→ **Goal**: Can you output the material exactly as written, minus any pictures it holds?
-- START Data entries --
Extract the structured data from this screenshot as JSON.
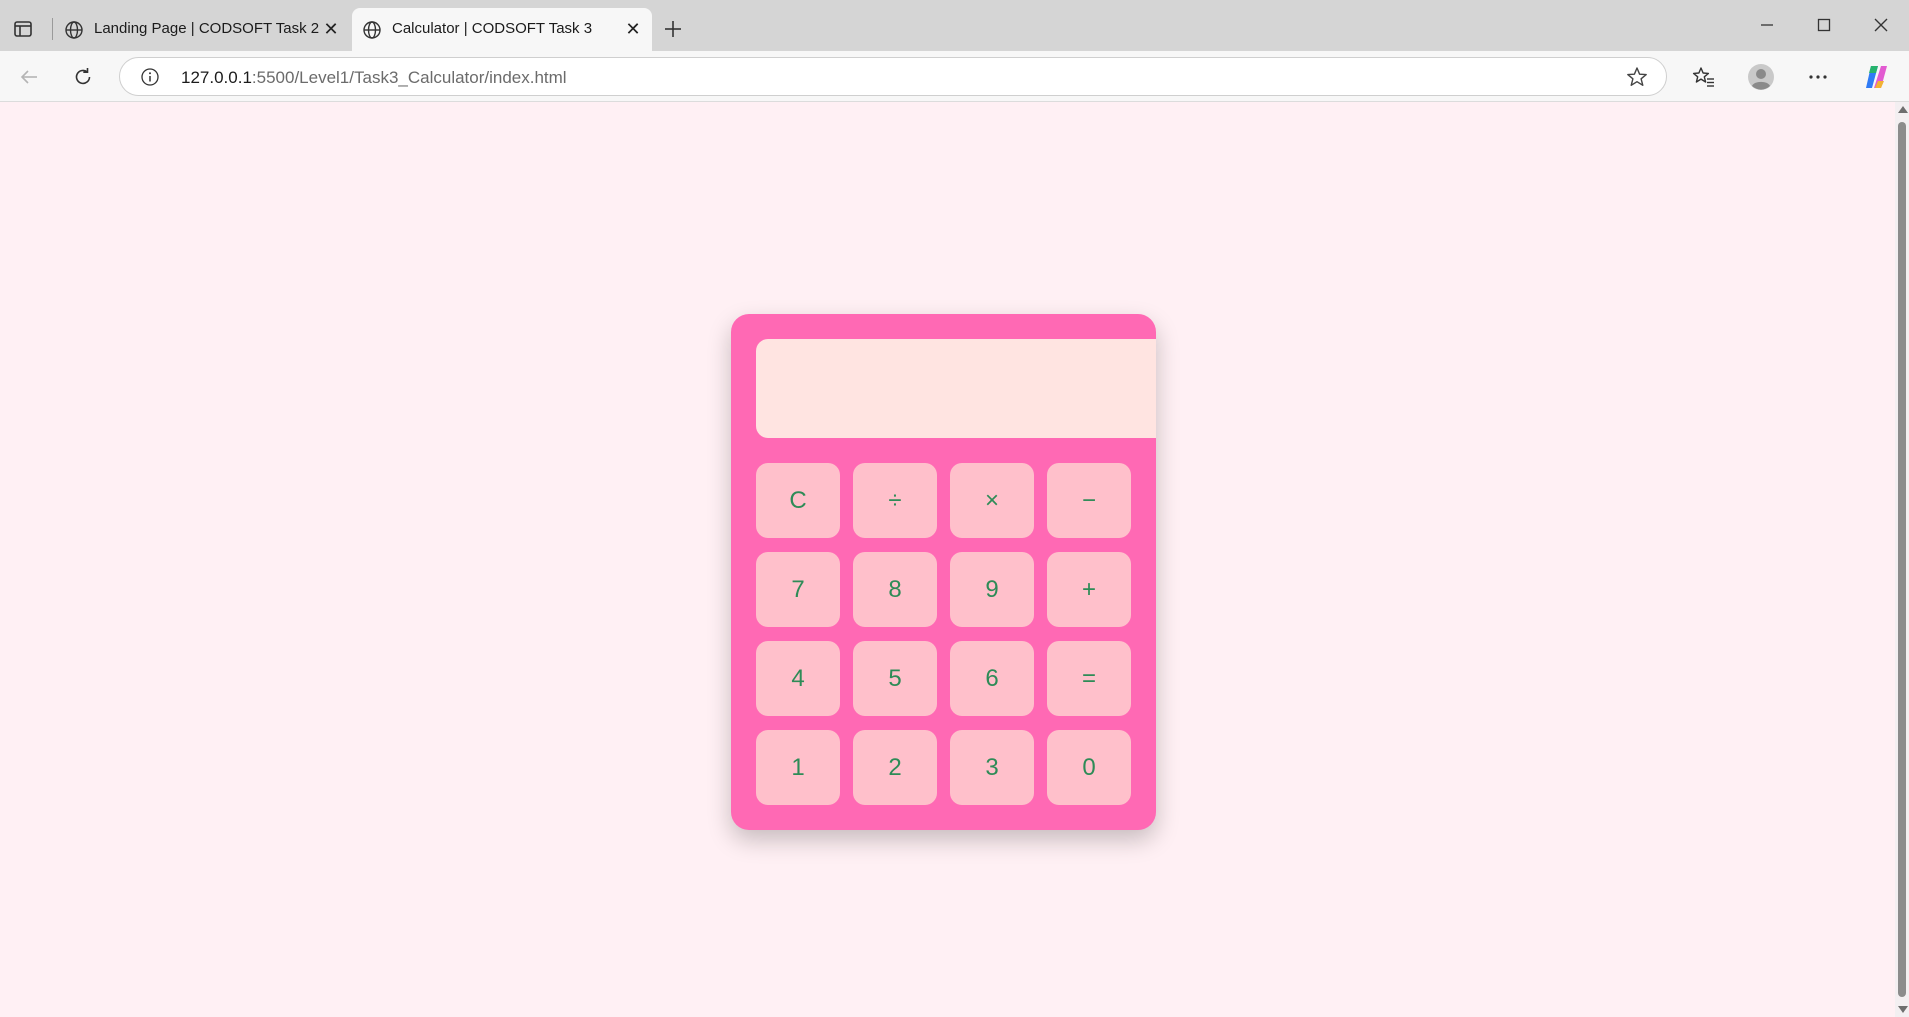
{
  "browser": {
    "tabs": [
      {
        "title": "Landing Page | CODSOFT Task 2",
        "active": false,
        "icon": "globe-icon"
      },
      {
        "title": "Calculator | CODSOFT Task 3",
        "active": true,
        "icon": "globe-icon"
      }
    ],
    "address": {
      "host": "127.0.0.1",
      "rest": ":5500/Level1/Task3_Calculator/index.html"
    }
  },
  "calculator": {
    "display_value": "",
    "keys": [
      "C",
      "÷",
      "×",
      "−",
      "7",
      "8",
      "9",
      "+",
      "4",
      "5",
      "6",
      "=",
      "1",
      "2",
      "3",
      "0"
    ]
  },
  "colors": {
    "page_background": "#fff0f4",
    "calculator_body": "#ff69b4",
    "display": "#ffe4e1",
    "key": "#ffc0cb",
    "key_text": "#2e8b57"
  }
}
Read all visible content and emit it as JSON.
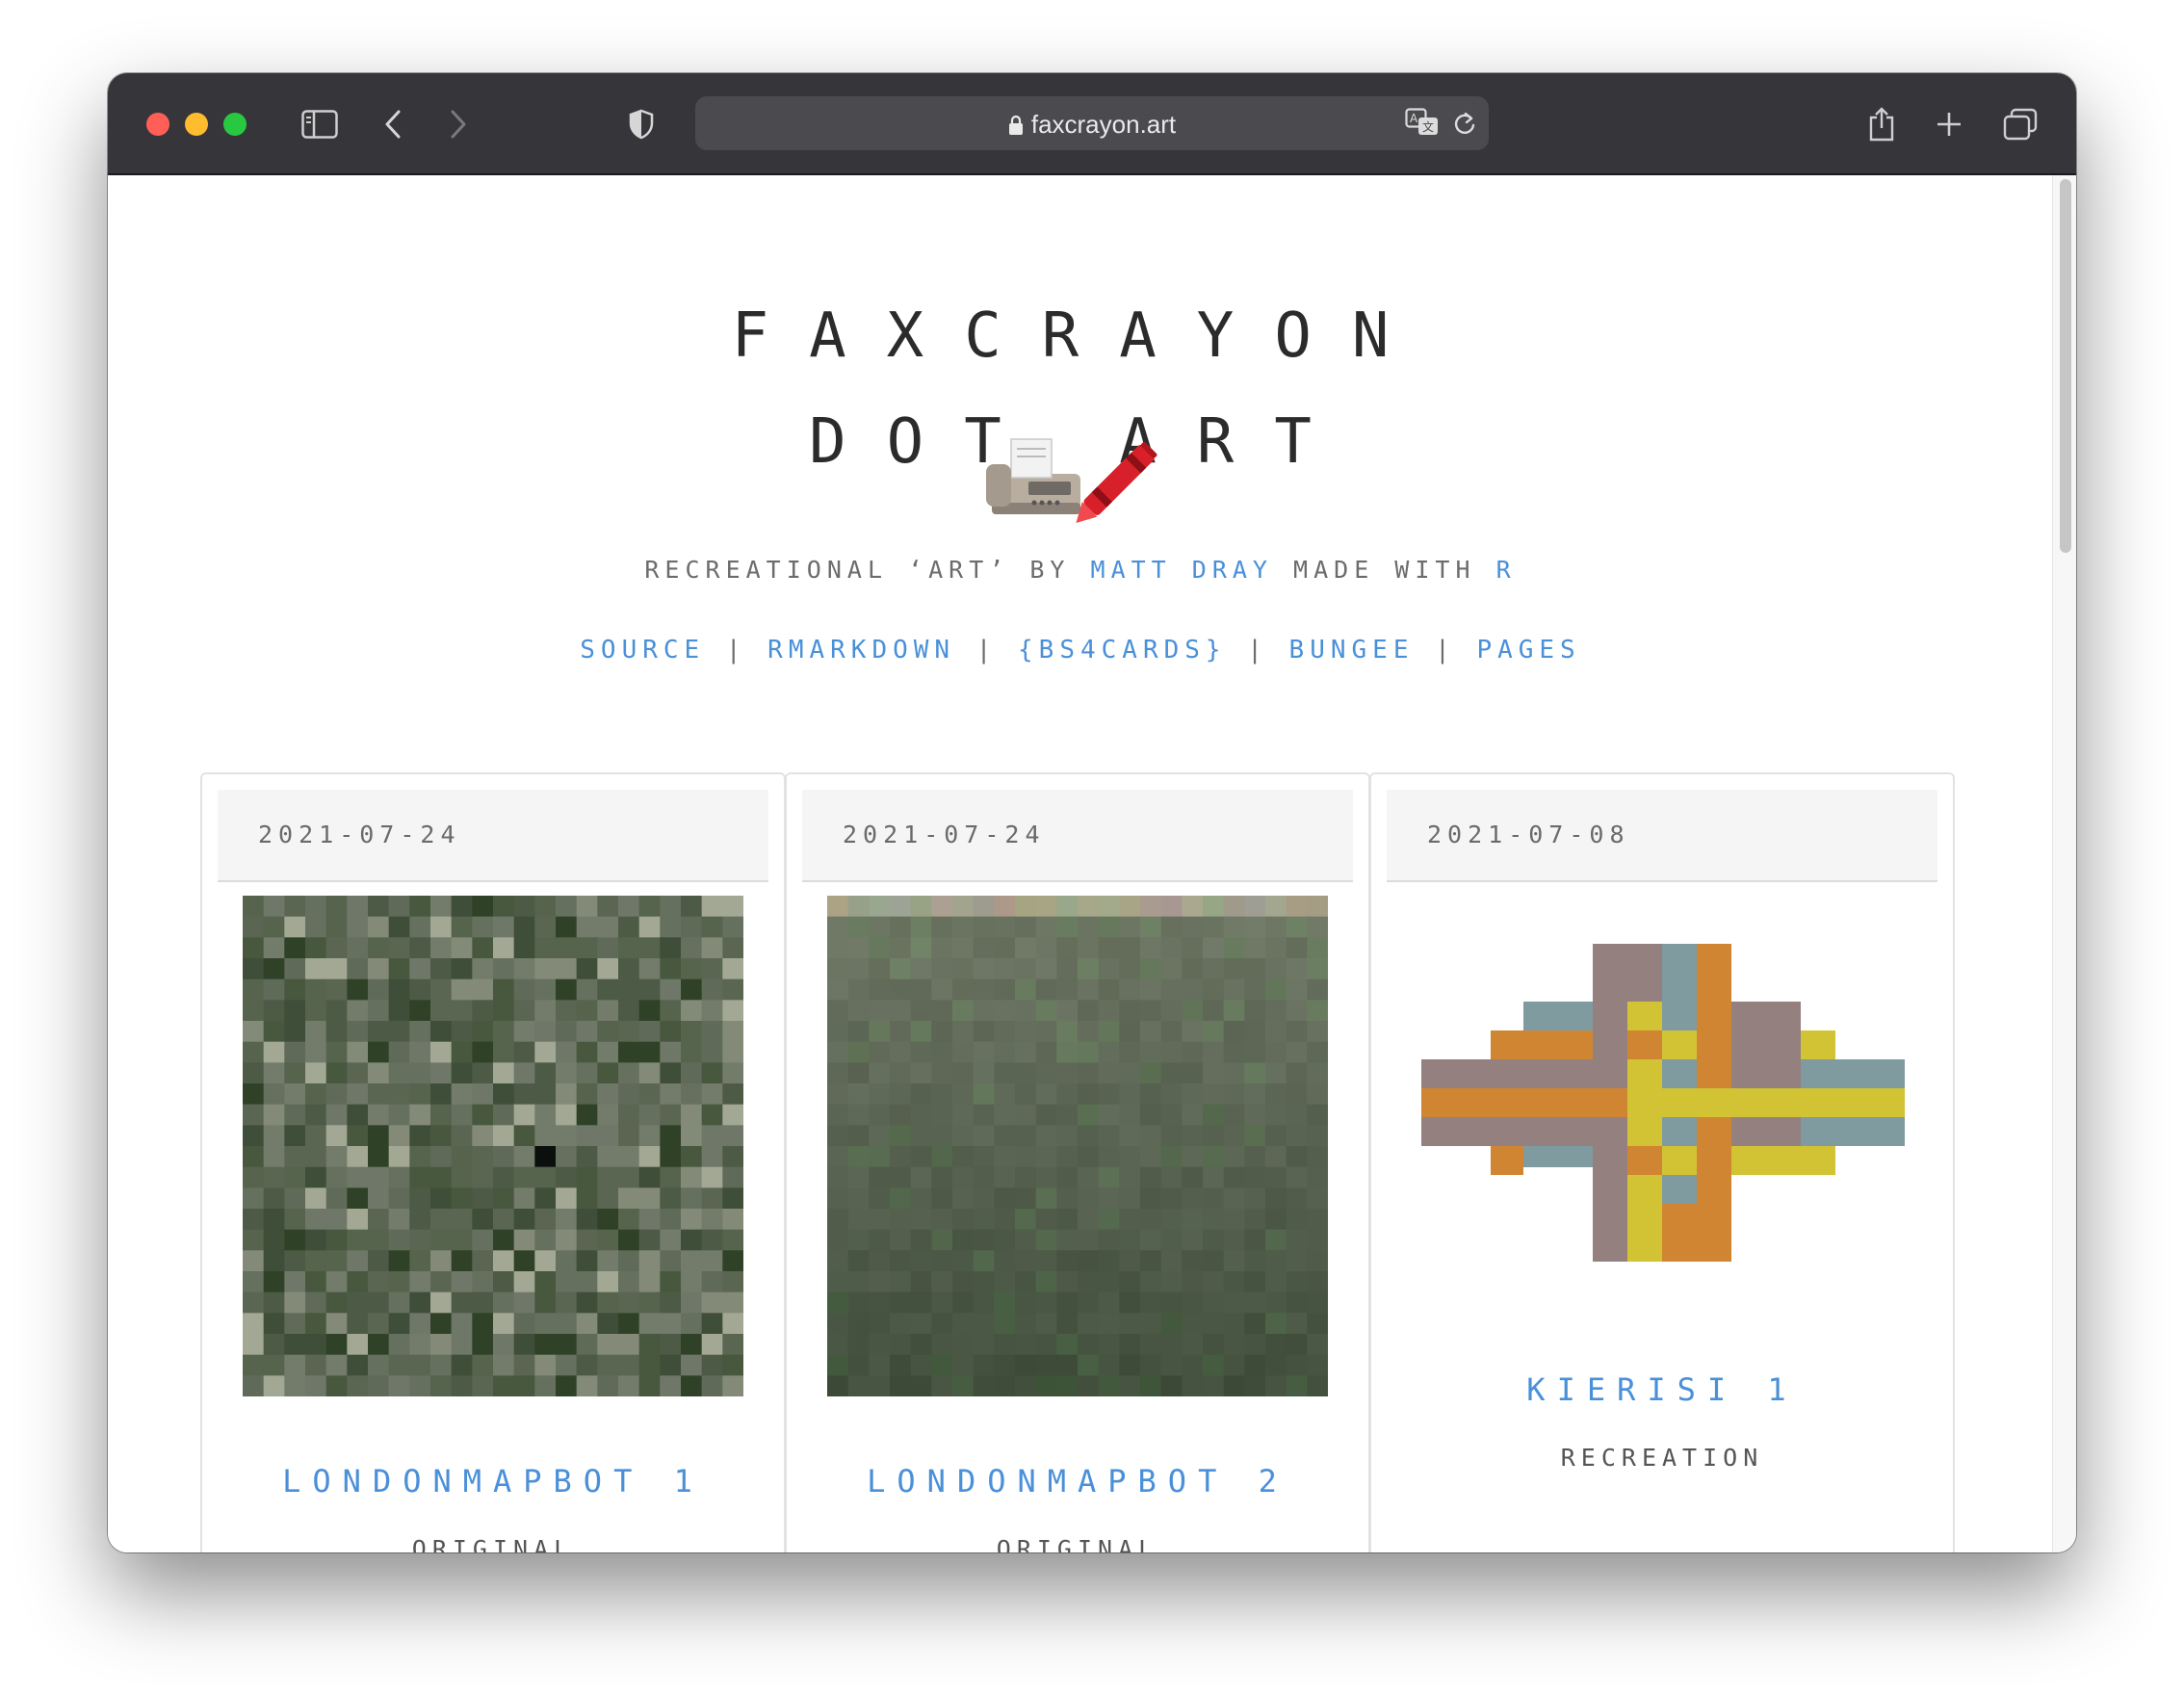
{
  "browser": {
    "url": "faxcrayon.art",
    "colors": {
      "close": "#ff5f57",
      "minimize": "#febc2e",
      "zoom": "#28c840"
    },
    "icons": [
      "sidebar-icon",
      "back-icon",
      "forward-icon",
      "shield-icon",
      "lock-icon",
      "translate-icon",
      "reload-icon",
      "share-icon",
      "new-tab-icon",
      "tabs-overview-icon"
    ]
  },
  "page": {
    "title_line1": "FAXCRAYON",
    "title_line2": "DOT ART",
    "emoji": "📠🖍️",
    "tagline": {
      "prefix": "RECREATIONAL ‘ART’ BY ",
      "author": "MATT DRAY",
      "middle": " MADE WITH ",
      "tool": "R"
    },
    "links": [
      "SOURCE",
      "RMARKDOWN",
      "{BS4CARDS}",
      "BUNGEE",
      "PAGES"
    ],
    "link_separator": "|",
    "accent_color": "#4a90d9"
  },
  "cards": [
    {
      "date": "2021-07-24",
      "title": "LONDONMAPBOT 1",
      "subtitle": "ORIGINAL"
    },
    {
      "date": "2021-07-24",
      "title": "LONDONMAPBOT 2",
      "subtitle": "ORIGINAL"
    },
    {
      "date": "2021-07-08",
      "title": "KIERISI 1",
      "subtitle": "RECREATION"
    }
  ]
}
-- END Data entries --
→ **Answer to this task**:
Extract the structured data from this screenshot as JSON.
{
  "browser": {
    "tabs": [
      {
        "title": "Landing Page | CODSOFT Task 2",
        "active": false,
        "icon": "globe-icon"
      },
      {
        "title": "Calculator | CODSOFT Task 3",
        "active": true,
        "icon": "globe-icon"
      }
    ],
    "address": {
      "host": "127.0.0.1",
      "rest": ":5500/Level1/Task3_Calculator/index.html"
    }
  },
  "calculator": {
    "display_value": "",
    "keys": [
      "C",
      "÷",
      "×",
      "−",
      "7",
      "8",
      "9",
      "+",
      "4",
      "5",
      "6",
      "=",
      "1",
      "2",
      "3",
      "0"
    ]
  },
  "colors": {
    "page_background": "#fff0f4",
    "calculator_body": "#ff69b4",
    "display": "#ffe4e1",
    "key": "#ffc0cb",
    "key_text": "#2e8b57"
  }
}
Read all visible content and emit it as JSON.
{
  "browser": {
    "url": "faxcrayon.art",
    "colors": {
      "close": "#ff5f57",
      "minimize": "#febc2e",
      "zoom": "#28c840"
    },
    "icons": [
      "sidebar-icon",
      "back-icon",
      "forward-icon",
      "shield-icon",
      "lock-icon",
      "translate-icon",
      "reload-icon",
      "share-icon",
      "new-tab-icon",
      "tabs-overview-icon"
    ]
  },
  "page": {
    "title_line1": "FAXCRAYON",
    "title_line2": "DOT ART",
    "emoji": "📠🖍️",
    "tagline": {
      "prefix": "RECREATIONAL ‘ART’ BY ",
      "author": "MATT DRAY",
      "middle": " MADE WITH ",
      "tool": "R"
    },
    "links": [
      "SOURCE",
      "RMARKDOWN",
      "{BS4CARDS}",
      "BUNGEE",
      "PAGES"
    ],
    "link_separator": "|",
    "accent_color": "#4a90d9"
  },
  "cards": [
    {
      "date": "2021-07-24",
      "title": "LONDONMAPBOT 1",
      "subtitle": "ORIGINAL"
    },
    {
      "date": "2021-07-24",
      "title": "LONDONMAPBOT 2",
      "subtitle": "ORIGINAL"
    },
    {
      "date": "2021-07-08",
      "title": "KIERISI 1",
      "subtitle": "RECREATION"
    }
  ]
}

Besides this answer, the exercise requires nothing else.